▸ Task objective
Copy each line holding the string "this".

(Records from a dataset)
+ + +

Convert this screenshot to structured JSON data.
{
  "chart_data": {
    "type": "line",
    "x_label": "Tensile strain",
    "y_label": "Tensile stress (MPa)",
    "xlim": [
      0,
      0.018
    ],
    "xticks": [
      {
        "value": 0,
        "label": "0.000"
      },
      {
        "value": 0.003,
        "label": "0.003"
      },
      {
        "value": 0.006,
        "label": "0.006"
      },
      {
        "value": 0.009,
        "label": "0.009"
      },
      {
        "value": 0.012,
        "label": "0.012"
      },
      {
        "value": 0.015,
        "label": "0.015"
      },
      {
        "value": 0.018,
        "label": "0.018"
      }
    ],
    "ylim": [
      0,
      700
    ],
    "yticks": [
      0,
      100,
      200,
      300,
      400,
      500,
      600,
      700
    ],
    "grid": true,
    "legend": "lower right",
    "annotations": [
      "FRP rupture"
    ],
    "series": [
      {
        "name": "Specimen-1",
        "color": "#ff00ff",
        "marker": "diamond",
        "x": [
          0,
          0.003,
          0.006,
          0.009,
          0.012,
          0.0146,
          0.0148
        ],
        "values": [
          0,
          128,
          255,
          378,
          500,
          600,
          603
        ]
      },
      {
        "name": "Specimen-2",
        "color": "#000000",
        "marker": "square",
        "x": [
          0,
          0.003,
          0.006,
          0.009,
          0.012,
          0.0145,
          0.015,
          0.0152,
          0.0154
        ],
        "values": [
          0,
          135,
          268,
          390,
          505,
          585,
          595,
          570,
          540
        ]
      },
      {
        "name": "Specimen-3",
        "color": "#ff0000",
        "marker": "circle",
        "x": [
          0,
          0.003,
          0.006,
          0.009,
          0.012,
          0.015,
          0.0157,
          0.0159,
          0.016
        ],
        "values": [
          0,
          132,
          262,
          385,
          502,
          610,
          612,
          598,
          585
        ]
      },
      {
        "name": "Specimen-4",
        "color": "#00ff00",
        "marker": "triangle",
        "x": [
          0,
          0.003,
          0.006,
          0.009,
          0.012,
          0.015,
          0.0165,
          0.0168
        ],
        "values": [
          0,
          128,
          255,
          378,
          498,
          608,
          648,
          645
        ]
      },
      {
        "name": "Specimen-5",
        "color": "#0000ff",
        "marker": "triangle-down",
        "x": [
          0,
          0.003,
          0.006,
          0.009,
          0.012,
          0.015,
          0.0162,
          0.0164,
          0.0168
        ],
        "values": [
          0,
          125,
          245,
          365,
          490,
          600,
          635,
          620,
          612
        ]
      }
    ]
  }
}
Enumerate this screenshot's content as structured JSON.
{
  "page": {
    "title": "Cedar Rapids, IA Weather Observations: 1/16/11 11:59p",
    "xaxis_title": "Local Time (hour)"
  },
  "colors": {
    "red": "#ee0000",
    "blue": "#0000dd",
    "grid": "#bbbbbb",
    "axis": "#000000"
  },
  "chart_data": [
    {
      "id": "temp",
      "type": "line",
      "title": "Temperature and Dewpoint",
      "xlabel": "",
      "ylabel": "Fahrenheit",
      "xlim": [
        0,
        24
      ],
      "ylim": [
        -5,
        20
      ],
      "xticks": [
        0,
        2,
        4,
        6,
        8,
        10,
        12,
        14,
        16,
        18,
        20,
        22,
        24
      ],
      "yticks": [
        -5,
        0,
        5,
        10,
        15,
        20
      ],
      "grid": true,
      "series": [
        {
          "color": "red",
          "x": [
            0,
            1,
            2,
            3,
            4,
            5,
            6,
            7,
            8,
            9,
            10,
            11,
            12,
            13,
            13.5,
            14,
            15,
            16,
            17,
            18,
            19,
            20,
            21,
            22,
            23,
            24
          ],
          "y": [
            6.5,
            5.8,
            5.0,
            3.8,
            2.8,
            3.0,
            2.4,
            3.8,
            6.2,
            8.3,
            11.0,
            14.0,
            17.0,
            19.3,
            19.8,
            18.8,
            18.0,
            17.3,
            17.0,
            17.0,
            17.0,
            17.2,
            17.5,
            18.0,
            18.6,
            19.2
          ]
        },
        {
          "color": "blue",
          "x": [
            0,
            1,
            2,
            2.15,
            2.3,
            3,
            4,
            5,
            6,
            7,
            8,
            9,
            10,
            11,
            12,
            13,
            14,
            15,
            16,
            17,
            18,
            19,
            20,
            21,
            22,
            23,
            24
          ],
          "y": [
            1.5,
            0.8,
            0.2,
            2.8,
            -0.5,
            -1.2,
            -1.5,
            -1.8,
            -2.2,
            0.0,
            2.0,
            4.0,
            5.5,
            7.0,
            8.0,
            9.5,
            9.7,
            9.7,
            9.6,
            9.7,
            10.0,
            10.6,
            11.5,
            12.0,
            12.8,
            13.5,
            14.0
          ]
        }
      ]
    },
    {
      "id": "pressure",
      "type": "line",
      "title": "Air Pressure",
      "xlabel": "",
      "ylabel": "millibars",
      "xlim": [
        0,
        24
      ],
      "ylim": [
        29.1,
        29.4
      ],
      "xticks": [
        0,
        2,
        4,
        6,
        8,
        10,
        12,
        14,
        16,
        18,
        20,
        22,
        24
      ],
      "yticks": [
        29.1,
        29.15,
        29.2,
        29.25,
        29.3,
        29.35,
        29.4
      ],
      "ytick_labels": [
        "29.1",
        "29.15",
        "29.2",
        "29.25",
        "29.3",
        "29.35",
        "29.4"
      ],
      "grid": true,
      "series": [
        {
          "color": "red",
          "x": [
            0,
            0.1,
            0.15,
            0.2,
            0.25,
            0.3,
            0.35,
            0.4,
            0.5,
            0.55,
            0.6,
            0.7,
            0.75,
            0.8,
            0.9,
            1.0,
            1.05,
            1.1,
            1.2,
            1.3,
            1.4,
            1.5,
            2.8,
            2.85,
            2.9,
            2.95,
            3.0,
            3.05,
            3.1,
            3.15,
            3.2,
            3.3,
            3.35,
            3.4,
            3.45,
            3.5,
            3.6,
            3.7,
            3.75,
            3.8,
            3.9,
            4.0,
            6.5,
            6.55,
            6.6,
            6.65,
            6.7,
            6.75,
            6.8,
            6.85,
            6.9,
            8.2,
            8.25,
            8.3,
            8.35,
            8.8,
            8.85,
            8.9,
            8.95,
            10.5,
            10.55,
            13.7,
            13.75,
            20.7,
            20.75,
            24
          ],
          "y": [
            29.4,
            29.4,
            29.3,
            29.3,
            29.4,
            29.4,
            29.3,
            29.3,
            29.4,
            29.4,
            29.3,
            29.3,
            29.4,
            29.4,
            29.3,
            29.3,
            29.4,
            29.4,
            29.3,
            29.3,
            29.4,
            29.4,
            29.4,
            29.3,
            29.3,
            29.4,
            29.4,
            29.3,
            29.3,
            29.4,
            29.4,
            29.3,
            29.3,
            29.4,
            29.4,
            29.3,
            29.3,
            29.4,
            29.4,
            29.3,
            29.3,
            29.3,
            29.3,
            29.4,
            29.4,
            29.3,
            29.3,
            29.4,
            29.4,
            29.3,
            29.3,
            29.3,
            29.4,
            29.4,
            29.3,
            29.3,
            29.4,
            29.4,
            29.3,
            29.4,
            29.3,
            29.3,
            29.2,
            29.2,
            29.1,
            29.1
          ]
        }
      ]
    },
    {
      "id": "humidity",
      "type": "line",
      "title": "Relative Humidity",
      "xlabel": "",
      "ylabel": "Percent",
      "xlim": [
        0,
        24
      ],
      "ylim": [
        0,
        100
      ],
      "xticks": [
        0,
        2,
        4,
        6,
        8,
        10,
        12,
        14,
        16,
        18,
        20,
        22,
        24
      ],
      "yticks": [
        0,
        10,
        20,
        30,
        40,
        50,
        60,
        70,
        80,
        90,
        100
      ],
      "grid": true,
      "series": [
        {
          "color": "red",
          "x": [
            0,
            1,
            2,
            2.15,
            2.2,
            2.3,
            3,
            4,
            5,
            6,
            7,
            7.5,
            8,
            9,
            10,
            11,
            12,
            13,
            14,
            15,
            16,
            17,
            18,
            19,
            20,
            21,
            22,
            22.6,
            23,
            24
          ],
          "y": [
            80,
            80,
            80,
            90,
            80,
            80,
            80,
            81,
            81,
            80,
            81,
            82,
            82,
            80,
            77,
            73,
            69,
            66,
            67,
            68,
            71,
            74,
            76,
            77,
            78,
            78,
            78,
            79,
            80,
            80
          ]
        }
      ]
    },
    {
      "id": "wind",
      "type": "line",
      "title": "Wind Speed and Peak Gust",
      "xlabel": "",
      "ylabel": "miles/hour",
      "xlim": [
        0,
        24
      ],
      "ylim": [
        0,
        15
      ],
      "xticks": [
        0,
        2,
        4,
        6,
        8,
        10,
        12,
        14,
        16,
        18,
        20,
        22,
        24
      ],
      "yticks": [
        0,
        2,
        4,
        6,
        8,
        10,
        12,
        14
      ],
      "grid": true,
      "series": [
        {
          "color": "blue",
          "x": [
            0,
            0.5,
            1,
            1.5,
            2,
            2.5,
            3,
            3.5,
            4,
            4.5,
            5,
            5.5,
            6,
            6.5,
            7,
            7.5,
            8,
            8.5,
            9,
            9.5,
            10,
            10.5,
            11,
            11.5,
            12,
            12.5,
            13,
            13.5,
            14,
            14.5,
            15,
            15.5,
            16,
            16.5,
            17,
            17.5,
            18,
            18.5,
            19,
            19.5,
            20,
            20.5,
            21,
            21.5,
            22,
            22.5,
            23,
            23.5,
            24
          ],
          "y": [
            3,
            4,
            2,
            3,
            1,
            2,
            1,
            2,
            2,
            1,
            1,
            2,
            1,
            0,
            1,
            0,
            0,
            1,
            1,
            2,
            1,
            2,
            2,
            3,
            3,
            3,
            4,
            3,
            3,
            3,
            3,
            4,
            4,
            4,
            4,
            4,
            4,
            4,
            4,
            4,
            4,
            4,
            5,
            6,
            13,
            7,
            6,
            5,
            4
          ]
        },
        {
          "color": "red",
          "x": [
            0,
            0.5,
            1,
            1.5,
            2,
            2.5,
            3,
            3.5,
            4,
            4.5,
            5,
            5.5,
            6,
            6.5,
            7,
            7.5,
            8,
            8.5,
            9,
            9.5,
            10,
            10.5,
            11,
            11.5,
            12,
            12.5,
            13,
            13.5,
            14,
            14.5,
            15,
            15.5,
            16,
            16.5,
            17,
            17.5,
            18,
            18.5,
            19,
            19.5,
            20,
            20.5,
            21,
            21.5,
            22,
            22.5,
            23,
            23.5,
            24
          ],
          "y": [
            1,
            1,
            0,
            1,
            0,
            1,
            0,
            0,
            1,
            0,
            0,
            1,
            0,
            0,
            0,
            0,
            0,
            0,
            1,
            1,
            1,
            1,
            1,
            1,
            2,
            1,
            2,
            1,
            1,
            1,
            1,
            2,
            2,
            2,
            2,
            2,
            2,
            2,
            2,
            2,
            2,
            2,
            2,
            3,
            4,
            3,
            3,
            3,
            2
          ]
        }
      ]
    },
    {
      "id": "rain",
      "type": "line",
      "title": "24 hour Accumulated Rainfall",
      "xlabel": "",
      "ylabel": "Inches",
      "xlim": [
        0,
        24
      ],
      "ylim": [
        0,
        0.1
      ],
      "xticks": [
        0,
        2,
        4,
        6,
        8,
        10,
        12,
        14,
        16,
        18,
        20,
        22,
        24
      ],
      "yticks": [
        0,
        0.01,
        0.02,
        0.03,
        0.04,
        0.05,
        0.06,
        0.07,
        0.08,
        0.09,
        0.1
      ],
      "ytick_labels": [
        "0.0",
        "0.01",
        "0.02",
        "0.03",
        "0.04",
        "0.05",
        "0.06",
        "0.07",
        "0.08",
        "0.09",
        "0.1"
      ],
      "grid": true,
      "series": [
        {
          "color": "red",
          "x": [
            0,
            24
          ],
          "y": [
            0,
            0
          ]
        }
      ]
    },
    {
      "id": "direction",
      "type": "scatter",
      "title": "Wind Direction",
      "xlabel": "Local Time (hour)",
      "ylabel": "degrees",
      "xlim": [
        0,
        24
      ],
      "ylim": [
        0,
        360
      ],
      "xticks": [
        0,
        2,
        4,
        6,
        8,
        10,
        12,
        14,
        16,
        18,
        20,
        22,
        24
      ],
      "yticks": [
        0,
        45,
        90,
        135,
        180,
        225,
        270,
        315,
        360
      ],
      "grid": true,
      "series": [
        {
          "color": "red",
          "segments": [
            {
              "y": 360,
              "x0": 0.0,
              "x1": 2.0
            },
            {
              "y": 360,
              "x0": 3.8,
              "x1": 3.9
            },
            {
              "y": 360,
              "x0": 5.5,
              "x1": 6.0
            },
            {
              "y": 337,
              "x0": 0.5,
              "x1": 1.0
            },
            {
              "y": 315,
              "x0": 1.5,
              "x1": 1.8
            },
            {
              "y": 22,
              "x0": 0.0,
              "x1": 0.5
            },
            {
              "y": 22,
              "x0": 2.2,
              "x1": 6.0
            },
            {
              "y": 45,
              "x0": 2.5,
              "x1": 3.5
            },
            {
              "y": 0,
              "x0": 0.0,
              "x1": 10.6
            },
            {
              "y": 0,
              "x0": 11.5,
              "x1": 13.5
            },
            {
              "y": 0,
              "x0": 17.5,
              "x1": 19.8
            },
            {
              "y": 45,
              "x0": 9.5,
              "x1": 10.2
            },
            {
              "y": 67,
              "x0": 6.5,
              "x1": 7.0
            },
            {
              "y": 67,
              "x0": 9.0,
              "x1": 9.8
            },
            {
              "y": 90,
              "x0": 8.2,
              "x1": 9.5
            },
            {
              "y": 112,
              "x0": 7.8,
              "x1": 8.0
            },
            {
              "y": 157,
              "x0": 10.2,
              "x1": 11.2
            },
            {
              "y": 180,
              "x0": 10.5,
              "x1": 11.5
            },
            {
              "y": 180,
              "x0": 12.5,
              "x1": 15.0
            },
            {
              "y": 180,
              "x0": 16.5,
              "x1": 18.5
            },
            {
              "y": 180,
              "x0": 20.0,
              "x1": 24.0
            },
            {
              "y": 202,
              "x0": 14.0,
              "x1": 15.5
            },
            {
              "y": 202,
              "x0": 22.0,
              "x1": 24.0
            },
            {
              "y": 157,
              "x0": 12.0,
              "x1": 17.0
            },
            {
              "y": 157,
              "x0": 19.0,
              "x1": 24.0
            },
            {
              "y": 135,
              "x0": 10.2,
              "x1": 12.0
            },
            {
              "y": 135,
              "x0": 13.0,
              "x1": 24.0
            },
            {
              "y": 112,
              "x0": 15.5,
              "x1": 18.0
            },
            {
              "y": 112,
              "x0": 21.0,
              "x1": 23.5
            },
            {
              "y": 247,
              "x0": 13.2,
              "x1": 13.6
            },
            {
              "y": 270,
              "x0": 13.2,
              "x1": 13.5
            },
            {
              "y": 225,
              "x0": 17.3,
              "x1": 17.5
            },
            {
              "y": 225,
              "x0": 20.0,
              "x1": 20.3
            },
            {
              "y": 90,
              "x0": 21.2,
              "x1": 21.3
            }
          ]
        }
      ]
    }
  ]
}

+ + +

▸ Task answer
Convert this screenshot to structured JSON data.
Enumerate this screenshot's content as structured JSON.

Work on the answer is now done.